* Written task: Repeat everything in the material exactly.

* Stored records:
# # # #
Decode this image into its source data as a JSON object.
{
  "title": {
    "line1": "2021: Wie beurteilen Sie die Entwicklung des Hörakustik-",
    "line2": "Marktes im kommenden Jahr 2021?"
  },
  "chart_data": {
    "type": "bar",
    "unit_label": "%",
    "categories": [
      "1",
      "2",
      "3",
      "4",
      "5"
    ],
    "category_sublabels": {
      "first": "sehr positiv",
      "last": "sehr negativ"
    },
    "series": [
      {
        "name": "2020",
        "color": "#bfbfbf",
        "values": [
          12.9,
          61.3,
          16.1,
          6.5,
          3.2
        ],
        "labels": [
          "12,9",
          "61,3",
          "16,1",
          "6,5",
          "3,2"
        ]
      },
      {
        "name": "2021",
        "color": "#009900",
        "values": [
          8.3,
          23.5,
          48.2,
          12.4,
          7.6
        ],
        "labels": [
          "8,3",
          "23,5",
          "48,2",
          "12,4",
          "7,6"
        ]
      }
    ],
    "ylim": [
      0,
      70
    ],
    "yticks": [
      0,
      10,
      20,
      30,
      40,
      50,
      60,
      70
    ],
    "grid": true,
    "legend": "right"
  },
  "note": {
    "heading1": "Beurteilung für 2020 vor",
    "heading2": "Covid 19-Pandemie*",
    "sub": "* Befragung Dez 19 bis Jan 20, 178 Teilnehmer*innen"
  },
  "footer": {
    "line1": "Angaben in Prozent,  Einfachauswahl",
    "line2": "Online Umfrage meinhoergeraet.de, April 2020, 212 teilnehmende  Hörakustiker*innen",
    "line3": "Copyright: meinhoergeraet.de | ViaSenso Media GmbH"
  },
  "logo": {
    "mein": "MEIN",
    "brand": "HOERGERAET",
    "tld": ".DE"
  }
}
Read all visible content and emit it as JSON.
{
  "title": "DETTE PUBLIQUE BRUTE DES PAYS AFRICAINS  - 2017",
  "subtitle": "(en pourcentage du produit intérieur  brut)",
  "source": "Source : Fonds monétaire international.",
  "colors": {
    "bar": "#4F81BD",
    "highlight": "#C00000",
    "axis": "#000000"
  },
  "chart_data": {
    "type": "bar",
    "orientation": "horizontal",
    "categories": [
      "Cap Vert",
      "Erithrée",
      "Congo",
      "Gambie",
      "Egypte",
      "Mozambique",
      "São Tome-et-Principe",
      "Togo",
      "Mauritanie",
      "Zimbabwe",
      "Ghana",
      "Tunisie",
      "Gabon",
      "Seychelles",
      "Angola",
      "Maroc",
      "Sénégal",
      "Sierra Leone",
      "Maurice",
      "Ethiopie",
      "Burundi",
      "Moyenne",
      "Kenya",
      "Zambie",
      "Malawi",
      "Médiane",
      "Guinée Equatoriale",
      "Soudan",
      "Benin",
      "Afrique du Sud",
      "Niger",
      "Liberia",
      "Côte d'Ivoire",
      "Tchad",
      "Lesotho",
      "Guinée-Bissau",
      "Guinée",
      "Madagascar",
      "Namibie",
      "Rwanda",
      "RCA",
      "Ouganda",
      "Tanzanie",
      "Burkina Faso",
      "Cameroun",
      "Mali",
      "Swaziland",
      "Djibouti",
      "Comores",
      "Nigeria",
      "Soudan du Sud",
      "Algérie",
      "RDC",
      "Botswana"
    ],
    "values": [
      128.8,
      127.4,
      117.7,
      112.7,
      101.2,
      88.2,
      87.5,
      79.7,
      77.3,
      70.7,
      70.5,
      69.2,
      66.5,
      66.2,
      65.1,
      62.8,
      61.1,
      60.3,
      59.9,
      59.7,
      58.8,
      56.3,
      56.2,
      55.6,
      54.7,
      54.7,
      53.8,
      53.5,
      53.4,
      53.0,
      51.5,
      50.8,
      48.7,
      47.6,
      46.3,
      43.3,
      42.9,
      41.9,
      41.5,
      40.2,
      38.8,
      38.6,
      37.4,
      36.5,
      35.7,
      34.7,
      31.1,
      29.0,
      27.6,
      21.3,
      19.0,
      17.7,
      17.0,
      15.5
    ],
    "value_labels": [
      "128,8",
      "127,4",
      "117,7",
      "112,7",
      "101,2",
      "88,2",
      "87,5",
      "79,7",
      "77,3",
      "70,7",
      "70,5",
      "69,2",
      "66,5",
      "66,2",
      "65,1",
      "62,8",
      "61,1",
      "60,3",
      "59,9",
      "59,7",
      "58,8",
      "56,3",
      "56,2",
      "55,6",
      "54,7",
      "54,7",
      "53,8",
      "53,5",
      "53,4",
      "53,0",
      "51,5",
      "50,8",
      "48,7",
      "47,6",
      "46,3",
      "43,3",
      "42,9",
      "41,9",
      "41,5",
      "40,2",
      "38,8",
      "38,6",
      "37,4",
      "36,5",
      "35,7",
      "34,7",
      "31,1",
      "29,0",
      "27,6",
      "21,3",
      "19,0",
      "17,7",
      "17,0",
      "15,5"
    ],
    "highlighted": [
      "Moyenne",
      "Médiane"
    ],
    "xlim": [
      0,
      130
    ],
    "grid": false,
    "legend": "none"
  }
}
# # # #
* Expected answer:
Decode this image into its source data as a JSON object.
{
  "title": {
    "line1": "2021: Wie beurteilen Sie die Entwicklung des Hörakustik-",
    "line2": "Marktes im kommenden Jahr 2021?"
  },
  "chart_data": {
    "type": "bar",
    "unit_label": "%",
    "categories": [
      "1",
      "2",
      "3",
      "4",
      "5"
    ],
    "category_sublabels": {
      "first": "sehr positiv",
      "last": "sehr negativ"
    },
    "series": [
      {
        "name": "2020",
        "color": "#bfbfbf",
        "values": [
          12.9,
          61.3,
          16.1,
          6.5,
          3.2
        ],
        "labels": [
          "12,9",
          "61,3",
          "16,1",
          "6,5",
          "3,2"
        ]
      },
      {
        "name": "2021",
        "color": "#009900",
        "values": [
          8.3,
          23.5,
          48.2,
          12.4,
          7.6
        ],
        "labels": [
          "8,3",
          "23,5",
          "48,2",
          "12,4",
          "7,6"
        ]
      }
    ],
    "ylim": [
      0,
      70
    ],
    "yticks": [
      0,
      10,
      20,
      30,
      40,
      50,
      60,
      70
    ],
    "grid": true,
    "legend": "right"
  },
  "note": {
    "heading1": "Beurteilung für 2020 vor",
    "heading2": "Covid 19-Pandemie*",
    "sub": "* Befragung Dez 19 bis Jan 20, 178 Teilnehmer*innen"
  },
  "footer": {
    "line1": "Angaben in Prozent,  Einfachauswahl",
    "line2": "Online Umfrage meinhoergeraet.de, April 2020, 212 teilnehmende  Hörakustiker*innen",
    "line3": "Copyright: meinhoergeraet.de | ViaSenso Media GmbH"
  },
  "logo": {
    "mein": "MEIN",
    "brand": "HOERGERAET",
    "tld": ".DE"
  }
}
Read all visible content and emit it as JSON.
{
  "title": "DETTE PUBLIQUE BRUTE DES PAYS AFRICAINS  - 2017",
  "subtitle": "(en pourcentage du produit intérieur  brut)",
  "source": "Source : Fonds monétaire international.",
  "colors": {
    "bar": "#4F81BD",
    "highlight": "#C00000",
    "axis": "#000000"
  },
  "chart_data": {
    "type": "bar",
    "orientation": "horizontal",
    "categories": [
      "Cap Vert",
      "Erithrée",
      "Congo",
      "Gambie",
      "Egypte",
      "Mozambique",
      "São Tome-et-Principe",
      "Togo",
      "Mauritanie",
      "Zimbabwe",
      "Ghana",
      "Tunisie",
      "Gabon",
      "Seychelles",
      "Angola",
      "Maroc",
      "Sénégal",
      "Sierra Leone",
      "Maurice",
      "Ethiopie",
      "Burundi",
      "Moyenne",
      "Kenya",
      "Zambie",
      "Malawi",
      "Médiane",
      "Guinée Equatoriale",
      "Soudan",
      "Benin",
      "Afrique du Sud",
      "Niger",
      "Liberia",
      "Côte d'Ivoire",
      "Tchad",
      "Lesotho",
      "Guinée-Bissau",
      "Guinée",
      "Madagascar",
      "Namibie",
      "Rwanda",
      "RCA",
      "Ouganda",
      "Tanzanie",
      "Burkina Faso",
      "Cameroun",
      "Mali",
      "Swaziland",
      "Djibouti",
      "Comores",
      "Nigeria",
      "Soudan du Sud",
      "Algérie",
      "RDC",
      "Botswana"
    ],
    "values": [
      128.8,
      127.4,
      117.7,
      112.7,
      101.2,
      88.2,
      87.5,
      79.7,
      77.3,
      70.7,
      70.5,
      69.2,
      66.5,
      66.2,
      65.1,
      62.8,
      61.1,
      60.3,
      59.9,
      59.7,
      58.8,
      56.3,
      56.2,
      55.6,
      54.7,
      54.7,
      53.8,
      53.5,
      53.4,
      53.0,
      51.5,
      50.8,
      48.7,
      47.6,
      46.3,
      43.3,
      42.9,
      41.9,
      41.5,
      40.2,
      38.8,
      38.6,
      37.4,
      36.5,
      35.7,
      34.7,
      31.1,
      29.0,
      27.6,
      21.3,
      19.0,
      17.7,
      17.0,
      15.5
    ],
    "value_labels": [
      "128,8",
      "127,4",
      "117,7",
      "112,7",
      "101,2",
      "88,2",
      "87,5",
      "79,7",
      "77,3",
      "70,7",
      "70,5",
      "69,2",
      "66,5",
      "66,2",
      "65,1",
      "62,8",
      "61,1",
      "60,3",
      "59,9",
      "59,7",
      "58,8",
      "56,3",
      "56,2",
      "55,6",
      "54,7",
      "54,7",
      "53,8",
      "53,5",
      "53,4",
      "53,0",
      "51,5",
      "50,8",
      "48,7",
      "47,6",
      "46,3",
      "43,3",
      "42,9",
      "41,9",
      "41,5",
      "40,2",
      "38,8",
      "38,6",
      "37,4",
      "36,5",
      "35,7",
      "34,7",
      "31,1",
      "29,0",
      "27,6",
      "21,3",
      "19,0",
      "17,7",
      "17,0",
      "15,5"
    ],
    "highlighted": [
      "Moyenne",
      "Médiane"
    ],
    "xlim": [
      0,
      130
    ],
    "grid": false,
    "legend": "none"
  }
}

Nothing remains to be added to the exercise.